───── Dataset content ─────

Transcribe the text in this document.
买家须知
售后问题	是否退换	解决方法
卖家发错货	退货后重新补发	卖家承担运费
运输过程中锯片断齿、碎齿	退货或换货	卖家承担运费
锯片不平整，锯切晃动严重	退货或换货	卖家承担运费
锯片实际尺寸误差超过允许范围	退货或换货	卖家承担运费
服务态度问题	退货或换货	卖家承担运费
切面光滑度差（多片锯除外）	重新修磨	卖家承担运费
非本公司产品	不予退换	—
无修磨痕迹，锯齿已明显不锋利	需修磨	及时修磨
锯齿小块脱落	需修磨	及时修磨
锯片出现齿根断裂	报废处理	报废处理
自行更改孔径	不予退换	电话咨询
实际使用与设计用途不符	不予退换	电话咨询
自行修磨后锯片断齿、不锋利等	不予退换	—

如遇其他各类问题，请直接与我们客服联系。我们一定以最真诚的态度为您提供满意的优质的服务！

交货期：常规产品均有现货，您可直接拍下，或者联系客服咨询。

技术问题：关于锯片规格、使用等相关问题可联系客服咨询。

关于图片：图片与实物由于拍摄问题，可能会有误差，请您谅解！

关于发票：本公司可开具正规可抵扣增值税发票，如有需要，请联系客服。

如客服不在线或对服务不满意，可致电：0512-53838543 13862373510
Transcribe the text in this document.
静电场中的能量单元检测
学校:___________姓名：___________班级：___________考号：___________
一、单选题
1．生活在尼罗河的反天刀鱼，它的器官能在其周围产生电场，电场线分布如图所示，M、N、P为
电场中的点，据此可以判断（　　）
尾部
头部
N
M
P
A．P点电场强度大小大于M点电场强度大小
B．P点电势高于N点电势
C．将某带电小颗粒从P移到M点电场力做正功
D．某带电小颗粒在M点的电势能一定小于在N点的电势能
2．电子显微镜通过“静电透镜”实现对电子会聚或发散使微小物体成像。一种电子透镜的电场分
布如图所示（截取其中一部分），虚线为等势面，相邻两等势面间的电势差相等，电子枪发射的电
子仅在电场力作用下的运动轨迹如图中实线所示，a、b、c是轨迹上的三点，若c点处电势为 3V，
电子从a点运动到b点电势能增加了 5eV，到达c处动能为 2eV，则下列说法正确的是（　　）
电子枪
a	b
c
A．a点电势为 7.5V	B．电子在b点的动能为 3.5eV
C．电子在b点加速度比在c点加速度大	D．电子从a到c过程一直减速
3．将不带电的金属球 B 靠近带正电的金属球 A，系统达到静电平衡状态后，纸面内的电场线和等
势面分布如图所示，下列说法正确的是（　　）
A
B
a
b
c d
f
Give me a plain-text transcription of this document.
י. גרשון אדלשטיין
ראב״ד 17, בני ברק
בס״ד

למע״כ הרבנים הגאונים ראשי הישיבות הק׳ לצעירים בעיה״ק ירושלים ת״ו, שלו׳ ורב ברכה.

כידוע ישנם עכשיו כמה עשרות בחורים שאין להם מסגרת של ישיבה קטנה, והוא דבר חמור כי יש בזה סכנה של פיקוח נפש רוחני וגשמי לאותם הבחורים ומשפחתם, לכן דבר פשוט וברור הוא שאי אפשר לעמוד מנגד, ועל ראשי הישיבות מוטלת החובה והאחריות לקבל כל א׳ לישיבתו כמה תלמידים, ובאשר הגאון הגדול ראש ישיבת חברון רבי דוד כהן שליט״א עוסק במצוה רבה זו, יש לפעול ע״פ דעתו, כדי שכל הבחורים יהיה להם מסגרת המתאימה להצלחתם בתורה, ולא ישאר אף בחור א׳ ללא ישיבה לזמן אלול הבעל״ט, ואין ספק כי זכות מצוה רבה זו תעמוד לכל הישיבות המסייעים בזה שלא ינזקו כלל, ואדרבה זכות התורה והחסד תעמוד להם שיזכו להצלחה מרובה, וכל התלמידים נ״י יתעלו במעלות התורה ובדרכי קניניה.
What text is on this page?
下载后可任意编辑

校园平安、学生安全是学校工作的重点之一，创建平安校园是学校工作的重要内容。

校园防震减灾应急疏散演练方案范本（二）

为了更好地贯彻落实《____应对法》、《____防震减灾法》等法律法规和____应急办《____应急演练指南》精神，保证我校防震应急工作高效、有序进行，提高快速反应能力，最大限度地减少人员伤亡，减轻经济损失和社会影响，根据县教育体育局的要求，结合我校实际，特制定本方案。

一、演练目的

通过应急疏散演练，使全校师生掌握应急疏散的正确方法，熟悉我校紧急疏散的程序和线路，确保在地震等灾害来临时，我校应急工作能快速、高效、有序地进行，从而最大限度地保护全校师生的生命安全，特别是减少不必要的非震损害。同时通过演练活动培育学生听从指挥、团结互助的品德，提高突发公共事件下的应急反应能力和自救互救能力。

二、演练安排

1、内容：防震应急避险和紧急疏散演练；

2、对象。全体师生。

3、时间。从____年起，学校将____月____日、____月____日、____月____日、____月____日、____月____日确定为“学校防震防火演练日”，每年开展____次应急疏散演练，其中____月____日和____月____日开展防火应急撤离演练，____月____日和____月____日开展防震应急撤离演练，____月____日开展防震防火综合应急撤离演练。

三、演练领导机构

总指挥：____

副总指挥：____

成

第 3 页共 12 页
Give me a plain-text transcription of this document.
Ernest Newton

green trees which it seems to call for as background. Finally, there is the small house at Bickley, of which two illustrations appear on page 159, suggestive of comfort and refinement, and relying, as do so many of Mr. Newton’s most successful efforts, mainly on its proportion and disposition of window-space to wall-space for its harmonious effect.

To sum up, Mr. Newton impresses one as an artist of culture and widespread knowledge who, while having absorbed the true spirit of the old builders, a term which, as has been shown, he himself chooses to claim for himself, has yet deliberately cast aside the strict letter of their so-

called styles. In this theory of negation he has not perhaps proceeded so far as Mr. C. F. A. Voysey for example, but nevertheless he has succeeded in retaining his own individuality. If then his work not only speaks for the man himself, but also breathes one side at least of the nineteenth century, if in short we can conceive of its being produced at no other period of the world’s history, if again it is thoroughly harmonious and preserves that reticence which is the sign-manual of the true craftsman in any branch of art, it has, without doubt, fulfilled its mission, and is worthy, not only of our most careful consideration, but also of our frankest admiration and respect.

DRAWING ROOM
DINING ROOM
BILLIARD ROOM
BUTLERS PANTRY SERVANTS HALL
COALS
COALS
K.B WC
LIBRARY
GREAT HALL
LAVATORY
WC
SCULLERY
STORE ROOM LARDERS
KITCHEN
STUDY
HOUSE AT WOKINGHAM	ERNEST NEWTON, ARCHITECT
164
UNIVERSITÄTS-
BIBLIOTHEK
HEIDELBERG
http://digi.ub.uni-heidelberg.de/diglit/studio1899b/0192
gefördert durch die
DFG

─────

→ **What needs to be done**: Of the lines above, copy each that contains "电话咨询".

→ **Answer**:
自行更改孔径	不予退换	电话咨询
实际使用与设计用途不符	不予退换	电话咨询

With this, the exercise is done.